(begin)
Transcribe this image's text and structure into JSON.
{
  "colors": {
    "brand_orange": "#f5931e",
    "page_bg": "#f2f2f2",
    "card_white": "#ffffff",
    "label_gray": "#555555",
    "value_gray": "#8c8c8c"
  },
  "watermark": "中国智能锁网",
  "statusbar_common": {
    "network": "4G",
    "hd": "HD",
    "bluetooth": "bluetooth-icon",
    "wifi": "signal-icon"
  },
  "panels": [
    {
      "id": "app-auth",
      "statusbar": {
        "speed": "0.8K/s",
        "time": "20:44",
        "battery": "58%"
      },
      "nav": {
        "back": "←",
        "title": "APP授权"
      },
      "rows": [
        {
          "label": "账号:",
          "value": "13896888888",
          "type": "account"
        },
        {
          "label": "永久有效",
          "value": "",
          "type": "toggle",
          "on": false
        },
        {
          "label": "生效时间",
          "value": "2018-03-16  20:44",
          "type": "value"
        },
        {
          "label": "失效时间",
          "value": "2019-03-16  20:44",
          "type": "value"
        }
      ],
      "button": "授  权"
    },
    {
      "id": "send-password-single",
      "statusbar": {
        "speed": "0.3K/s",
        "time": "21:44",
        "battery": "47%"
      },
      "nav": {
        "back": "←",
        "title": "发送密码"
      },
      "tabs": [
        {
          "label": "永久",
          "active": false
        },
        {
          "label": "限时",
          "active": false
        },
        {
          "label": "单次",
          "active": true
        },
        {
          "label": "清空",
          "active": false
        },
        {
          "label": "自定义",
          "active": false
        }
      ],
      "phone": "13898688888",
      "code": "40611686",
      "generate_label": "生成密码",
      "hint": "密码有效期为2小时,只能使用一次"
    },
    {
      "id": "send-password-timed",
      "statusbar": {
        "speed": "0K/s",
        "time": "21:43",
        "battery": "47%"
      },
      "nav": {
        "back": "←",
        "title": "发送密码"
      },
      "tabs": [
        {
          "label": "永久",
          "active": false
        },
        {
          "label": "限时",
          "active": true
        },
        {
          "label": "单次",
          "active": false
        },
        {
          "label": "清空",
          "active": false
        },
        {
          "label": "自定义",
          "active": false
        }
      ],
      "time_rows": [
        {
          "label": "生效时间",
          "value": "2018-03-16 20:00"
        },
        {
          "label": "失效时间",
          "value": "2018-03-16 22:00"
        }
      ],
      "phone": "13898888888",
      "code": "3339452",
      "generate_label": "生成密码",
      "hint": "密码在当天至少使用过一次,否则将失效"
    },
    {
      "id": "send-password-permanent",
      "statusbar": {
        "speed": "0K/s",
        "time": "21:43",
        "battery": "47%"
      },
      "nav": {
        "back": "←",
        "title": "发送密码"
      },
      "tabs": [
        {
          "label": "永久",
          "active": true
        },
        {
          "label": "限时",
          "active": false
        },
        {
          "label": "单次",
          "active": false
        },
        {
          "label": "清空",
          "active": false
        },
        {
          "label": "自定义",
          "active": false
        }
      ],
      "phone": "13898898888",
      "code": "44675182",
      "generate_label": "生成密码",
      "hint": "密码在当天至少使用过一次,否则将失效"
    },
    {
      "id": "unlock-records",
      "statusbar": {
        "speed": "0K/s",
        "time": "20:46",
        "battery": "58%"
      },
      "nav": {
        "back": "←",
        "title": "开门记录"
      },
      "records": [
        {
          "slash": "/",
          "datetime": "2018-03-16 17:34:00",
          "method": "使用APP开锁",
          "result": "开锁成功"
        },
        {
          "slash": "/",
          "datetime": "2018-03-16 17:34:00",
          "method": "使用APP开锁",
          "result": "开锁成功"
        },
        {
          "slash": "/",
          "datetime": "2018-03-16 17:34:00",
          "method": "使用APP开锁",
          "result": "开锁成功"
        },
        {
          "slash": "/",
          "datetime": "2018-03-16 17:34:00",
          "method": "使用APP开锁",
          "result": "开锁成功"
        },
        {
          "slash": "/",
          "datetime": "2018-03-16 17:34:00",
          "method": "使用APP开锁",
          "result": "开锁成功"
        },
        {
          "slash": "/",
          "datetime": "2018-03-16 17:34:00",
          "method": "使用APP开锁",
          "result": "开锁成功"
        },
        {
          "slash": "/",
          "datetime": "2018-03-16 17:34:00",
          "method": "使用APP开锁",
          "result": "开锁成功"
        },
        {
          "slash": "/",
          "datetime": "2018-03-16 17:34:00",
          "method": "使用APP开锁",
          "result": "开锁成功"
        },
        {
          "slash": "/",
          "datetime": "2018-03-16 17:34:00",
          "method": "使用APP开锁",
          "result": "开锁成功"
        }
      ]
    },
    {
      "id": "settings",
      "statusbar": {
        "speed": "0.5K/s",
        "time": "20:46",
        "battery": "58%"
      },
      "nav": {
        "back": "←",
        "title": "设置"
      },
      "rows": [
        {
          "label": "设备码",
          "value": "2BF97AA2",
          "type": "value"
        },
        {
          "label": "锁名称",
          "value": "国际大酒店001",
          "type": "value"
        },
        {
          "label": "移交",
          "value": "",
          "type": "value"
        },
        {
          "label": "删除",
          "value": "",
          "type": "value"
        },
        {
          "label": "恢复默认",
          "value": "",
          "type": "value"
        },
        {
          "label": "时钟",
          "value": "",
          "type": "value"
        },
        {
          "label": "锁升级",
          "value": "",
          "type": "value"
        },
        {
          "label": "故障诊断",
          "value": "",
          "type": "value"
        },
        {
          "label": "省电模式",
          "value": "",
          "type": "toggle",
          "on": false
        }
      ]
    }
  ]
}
(end)
EXERCISE OBJECTIVE
Give the entries once more, exactly as they appear.

OUTPUT FOR THIS TASK
Transcribe this image's text and structure into JSON.
{
  "colors": {
    "brand_orange": "#f5931e",
    "page_bg": "#f2f2f2",
    "card_white": "#ffffff",
    "label_gray": "#555555",
    "value_gray": "#8c8c8c"
  },
  "watermark": "中国智能锁网",
  "statusbar_common": {
    "network": "4G",
    "hd": "HD",
    "bluetooth": "bluetooth-icon",
    "wifi": "signal-icon"
  },
  "panels": [
    {
      "id": "app-auth",
      "statusbar": {
        "speed": "0.8K/s",
        "time": "20:44",
        "battery": "58%"
      },
      "nav": {
        "back": "←",
        "title": "APP授权"
      },
      "rows": [
        {
          "label": "账号:",
          "value": "13896888888",
          "type": "account"
        },
        {
          "label": "永久有效",
          "value": "",
          "type": "toggle",
          "on": false
        },
        {
          "label": "生效时间",
          "value": "2018-03-16  20:44",
          "type": "value"
        },
        {
          "label": "失效时间",
          "value": "2019-03-16  20:44",
          "type": "value"
        }
      ],
      "button": "授  权"
    },
    {
      "id": "send-password-single",
      "statusbar": {
        "speed": "0.3K/s",
        "time": "21:44",
        "battery": "47%"
      },
      "nav": {
        "back": "←",
        "title": "发送密码"
      },
      "tabs": [
        {
          "label": "永久",
          "active": false
        },
        {
          "label": "限时",
          "active": false
        },
        {
          "label": "单次",
          "active": true
        },
        {
          "label": "清空",
          "active": false
        },
        {
          "label": "自定义",
          "active": false
        }
      ],
      "phone": "13898688888",
      "code": "40611686",
      "generate_label": "生成密码",
      "hint": "密码有效期为2小时,只能使用一次"
    },
    {
      "id": "send-password-timed",
      "statusbar": {
        "speed": "0K/s",
        "time": "21:43",
        "battery": "47%"
      },
      "nav": {
        "back": "←",
        "title": "发送密码"
      },
      "tabs": [
        {
          "label": "永久",
          "active": false
        },
        {
          "label": "限时",
          "active": true
        },
        {
          "label": "单次",
          "active": false
        },
        {
          "label": "清空",
          "active": false
        },
        {
          "label": "自定义",
          "active": false
        }
      ],
      "time_rows": [
        {
          "label": "生效时间",
          "value": "2018-03-16 20:00"
        },
        {
          "label": "失效时间",
          "value": "2018-03-16 22:00"
        }
      ],
      "phone": "13898888888",
      "code": "3339452",
      "generate_label": "生成密码",
      "hint": "密码在当天至少使用过一次,否则将失效"
    },
    {
      "id": "send-password-permanent",
      "statusbar": {
        "speed": "0K/s",
        "time": "21:43",
        "battery": "47%"
      },
      "nav": {
        "back": "←",
        "title": "发送密码"
      },
      "tabs": [
        {
          "label": "永久",
          "active": true
        },
        {
          "label": "限时",
          "active": false
        },
        {
          "label": "单次",
          "active": false
        },
        {
          "label": "清空",
          "active": false
        },
        {
          "label": "自定义",
          "active": false
        }
      ],
      "phone": "13898898888",
      "code": "44675182",
      "generate_label": "生成密码",
      "hint": "密码在当天至少使用过一次,否则将失效"
    },
    {
      "id": "unlock-records",
      "statusbar": {
        "speed": "0K/s",
        "time": "20:46",
        "battery": "58%"
      },
      "nav": {
        "back": "←",
        "title": "开门记录"
      },
      "records": [
        {
          "slash": "/",
          "datetime": "2018-03-16 17:34:00",
          "method": "使用APP开锁",
          "result": "开锁成功"
        },
        {
          "slash": "/",
          "datetime": "2018-03-16 17:34:00",
          "method": "使用APP开锁",
          "result": "开锁成功"
        },
        {
          "slash": "/",
          "datetime": "2018-03-16 17:34:00",
          "method": "使用APP开锁",
          "result": "开锁成功"
        },
        {
          "slash": "/",
          "datetime": "2018-03-16 17:34:00",
          "method": "使用APP开锁",
          "result": "开锁成功"
        },
        {
          "slash": "/",
          "datetime": "2018-03-16 17:34:00",
          "method": "使用APP开锁",
          "result": "开锁成功"
        },
        {
          "slash": "/",
          "datetime": "2018-03-16 17:34:00",
          "method": "使用APP开锁",
          "result": "开锁成功"
        },
        {
          "slash": "/",
          "datetime": "2018-03-16 17:34:00",
          "method": "使用APP开锁",
          "result": "开锁成功"
        },
        {
          "slash": "/",
          "datetime": "2018-03-16 17:34:00",
          "method": "使用APP开锁",
          "result": "开锁成功"
        },
        {
          "slash": "/",
          "datetime": "2018-03-16 17:34:00",
          "method": "使用APP开锁",
          "result": "开锁成功"
        }
      ]
    },
    {
      "id": "settings",
      "statusbar": {
        "speed": "0.5K/s",
        "time": "20:46",
        "battery": "58%"
      },
      "nav": {
        "back": "←",
        "title": "设置"
      },
      "rows": [
        {
          "label": "设备码",
          "value": "2BF97AA2",
          "type": "value"
        },
        {
          "label": "锁名称",
          "value": "国际大酒店001",
          "type": "value"
        },
        {
          "label": "移交",
          "value": "",
          "type": "value"
        },
        {
          "label": "删除",
          "value": "",
          "type": "value"
        },
        {
          "label": "恢复默认",
          "value": "",
          "type": "value"
        },
        {
          "label": "时钟",
          "value": "",
          "type": "value"
        },
        {
          "label": "锁升级",
          "value": "",
          "type": "value"
        },
        {
          "label": "故障诊断",
          "value": "",
          "type": "value"
        },
        {
          "label": "省电模式",
          "value": "",
          "type": "toggle",
          "on": false
        }
      ]
    }
  ]
}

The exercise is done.